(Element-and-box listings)

========

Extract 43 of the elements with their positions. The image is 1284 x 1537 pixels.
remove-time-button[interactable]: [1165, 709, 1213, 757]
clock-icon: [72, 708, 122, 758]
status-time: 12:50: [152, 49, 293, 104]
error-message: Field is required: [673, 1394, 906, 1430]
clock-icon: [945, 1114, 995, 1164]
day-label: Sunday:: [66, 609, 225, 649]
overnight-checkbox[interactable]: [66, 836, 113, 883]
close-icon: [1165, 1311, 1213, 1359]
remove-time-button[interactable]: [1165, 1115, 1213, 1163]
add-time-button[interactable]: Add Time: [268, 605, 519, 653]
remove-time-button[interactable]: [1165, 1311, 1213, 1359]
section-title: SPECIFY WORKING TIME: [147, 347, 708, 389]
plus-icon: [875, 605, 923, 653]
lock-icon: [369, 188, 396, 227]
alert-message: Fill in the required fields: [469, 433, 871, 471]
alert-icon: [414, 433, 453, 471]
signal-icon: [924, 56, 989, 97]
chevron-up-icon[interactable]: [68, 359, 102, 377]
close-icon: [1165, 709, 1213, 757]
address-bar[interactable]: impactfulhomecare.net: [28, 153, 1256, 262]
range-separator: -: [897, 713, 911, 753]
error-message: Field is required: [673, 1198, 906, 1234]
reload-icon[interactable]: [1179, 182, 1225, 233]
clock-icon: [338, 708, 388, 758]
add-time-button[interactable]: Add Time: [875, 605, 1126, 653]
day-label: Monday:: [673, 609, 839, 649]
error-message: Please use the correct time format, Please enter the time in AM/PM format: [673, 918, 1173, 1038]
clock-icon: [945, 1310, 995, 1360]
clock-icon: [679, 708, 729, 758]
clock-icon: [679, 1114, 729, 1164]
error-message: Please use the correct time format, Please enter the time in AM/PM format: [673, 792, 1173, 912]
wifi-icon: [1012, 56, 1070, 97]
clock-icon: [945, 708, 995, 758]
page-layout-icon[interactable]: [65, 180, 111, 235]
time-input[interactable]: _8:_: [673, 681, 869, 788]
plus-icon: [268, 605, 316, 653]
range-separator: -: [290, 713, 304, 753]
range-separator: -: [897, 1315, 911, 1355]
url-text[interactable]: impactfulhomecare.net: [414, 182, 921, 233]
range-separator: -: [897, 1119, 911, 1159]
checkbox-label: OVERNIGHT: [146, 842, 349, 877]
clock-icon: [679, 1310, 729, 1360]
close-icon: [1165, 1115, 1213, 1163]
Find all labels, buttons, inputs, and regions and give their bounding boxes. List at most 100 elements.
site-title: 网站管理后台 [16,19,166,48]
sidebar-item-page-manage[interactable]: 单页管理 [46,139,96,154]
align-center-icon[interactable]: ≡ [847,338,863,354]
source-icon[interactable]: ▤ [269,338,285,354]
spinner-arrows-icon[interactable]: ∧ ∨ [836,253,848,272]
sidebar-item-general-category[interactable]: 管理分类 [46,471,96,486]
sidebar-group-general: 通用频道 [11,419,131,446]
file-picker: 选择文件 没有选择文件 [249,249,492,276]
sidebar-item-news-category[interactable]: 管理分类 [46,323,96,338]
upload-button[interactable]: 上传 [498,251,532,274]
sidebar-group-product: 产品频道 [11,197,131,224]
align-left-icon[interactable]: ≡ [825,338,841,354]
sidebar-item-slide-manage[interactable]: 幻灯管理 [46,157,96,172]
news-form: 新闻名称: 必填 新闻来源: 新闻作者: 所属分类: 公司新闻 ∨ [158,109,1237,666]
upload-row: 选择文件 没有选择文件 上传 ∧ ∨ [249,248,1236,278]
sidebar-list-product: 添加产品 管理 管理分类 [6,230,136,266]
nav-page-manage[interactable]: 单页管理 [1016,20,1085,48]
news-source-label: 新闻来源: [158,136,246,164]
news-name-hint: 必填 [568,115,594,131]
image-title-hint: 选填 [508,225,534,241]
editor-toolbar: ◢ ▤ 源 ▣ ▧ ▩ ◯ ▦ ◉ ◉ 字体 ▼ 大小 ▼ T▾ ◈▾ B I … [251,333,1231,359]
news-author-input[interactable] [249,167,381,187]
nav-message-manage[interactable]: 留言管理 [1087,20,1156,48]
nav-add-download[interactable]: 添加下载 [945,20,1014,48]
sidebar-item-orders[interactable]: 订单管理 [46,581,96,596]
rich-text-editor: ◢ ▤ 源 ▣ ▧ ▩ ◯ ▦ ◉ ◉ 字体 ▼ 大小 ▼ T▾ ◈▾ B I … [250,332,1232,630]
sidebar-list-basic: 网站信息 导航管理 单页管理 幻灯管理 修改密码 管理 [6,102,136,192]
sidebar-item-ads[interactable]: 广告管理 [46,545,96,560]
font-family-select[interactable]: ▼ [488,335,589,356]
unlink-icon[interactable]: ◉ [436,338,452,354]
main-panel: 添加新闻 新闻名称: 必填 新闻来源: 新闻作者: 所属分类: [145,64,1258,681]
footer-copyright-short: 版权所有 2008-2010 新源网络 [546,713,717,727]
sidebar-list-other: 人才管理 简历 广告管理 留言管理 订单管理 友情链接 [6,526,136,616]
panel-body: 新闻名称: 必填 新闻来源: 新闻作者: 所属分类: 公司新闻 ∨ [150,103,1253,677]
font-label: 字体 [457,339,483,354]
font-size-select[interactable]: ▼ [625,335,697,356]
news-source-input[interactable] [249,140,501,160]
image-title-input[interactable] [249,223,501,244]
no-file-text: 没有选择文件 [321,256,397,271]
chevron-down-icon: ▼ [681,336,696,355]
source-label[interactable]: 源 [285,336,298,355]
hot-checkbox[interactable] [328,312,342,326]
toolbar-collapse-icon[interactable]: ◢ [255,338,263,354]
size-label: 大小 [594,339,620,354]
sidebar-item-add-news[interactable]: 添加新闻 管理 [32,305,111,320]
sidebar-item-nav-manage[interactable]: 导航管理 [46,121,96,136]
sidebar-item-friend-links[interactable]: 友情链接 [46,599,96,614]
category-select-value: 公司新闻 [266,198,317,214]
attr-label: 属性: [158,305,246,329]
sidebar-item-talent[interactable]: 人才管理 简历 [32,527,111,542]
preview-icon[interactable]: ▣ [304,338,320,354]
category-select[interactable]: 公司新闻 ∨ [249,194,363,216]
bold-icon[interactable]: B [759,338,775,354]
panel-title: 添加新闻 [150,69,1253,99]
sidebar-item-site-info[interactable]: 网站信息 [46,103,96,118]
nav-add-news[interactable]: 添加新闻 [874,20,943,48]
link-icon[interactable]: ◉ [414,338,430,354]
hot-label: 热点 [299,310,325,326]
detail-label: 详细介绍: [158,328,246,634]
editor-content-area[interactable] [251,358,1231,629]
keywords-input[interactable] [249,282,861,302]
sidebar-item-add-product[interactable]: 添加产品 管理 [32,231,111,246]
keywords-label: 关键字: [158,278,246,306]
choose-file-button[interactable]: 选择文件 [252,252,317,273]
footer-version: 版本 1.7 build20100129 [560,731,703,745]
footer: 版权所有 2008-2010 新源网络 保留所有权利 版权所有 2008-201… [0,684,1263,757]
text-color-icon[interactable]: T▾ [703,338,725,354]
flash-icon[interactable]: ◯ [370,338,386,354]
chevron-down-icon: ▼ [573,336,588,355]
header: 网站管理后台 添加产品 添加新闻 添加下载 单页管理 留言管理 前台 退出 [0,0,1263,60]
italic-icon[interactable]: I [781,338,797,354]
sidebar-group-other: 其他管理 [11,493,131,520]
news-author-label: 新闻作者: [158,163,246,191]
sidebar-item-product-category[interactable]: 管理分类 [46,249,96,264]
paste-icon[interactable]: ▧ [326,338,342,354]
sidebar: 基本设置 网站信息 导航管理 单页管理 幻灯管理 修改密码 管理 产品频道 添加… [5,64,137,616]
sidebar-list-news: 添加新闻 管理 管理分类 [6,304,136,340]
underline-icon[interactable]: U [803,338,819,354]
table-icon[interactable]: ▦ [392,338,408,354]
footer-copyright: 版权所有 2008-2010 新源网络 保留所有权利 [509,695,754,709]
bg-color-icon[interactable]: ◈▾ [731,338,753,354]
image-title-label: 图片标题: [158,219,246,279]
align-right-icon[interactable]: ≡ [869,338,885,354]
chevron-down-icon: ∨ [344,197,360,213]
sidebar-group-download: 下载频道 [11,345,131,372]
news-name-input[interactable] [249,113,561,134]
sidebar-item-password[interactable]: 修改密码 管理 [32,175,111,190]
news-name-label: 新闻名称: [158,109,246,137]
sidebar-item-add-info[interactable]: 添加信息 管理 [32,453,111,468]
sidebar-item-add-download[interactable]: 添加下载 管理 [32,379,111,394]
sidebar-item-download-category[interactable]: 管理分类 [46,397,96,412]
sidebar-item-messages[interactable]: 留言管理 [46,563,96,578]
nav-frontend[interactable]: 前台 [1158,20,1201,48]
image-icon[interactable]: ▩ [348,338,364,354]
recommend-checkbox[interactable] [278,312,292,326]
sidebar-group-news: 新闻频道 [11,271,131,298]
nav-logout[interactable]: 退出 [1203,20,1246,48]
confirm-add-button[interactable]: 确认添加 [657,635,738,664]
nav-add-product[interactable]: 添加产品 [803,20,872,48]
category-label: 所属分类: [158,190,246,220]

========

- **Instruction**: Write out the records word for word, from the very start up to and including the line that contains "alert-message: Fill in".

- **Reply**:
Extract 43 of the elements with their positions. The image is 1284 x 1537 pixels.
remove-time-button[interactable]: [1165, 709, 1213, 757]
clock-icon: [72, 708, 122, 758]
status-time: 12:50: [152, 49, 293, 104]
error-message: Field is required: [673, 1394, 906, 1430]
clock-icon: [945, 1114, 995, 1164]
day-label: Sunday:: [66, 609, 225, 649]
overnight-checkbox[interactable]: [66, 836, 113, 883]
close-icon: [1165, 1311, 1213, 1359]
remove-time-button[interactable]: [1165, 1115, 1213, 1163]
add-time-button[interactable]: Add Time: [268, 605, 519, 653]
remove-time-button[interactable]: [1165, 1311, 1213, 1359]
section-title: SPECIFY WORKING TIME: [147, 347, 708, 389]
plus-icon: [875, 605, 923, 653]
lock-icon: [369, 188, 396, 227]
alert-message: Fill in the required fields: [469, 433, 871, 471]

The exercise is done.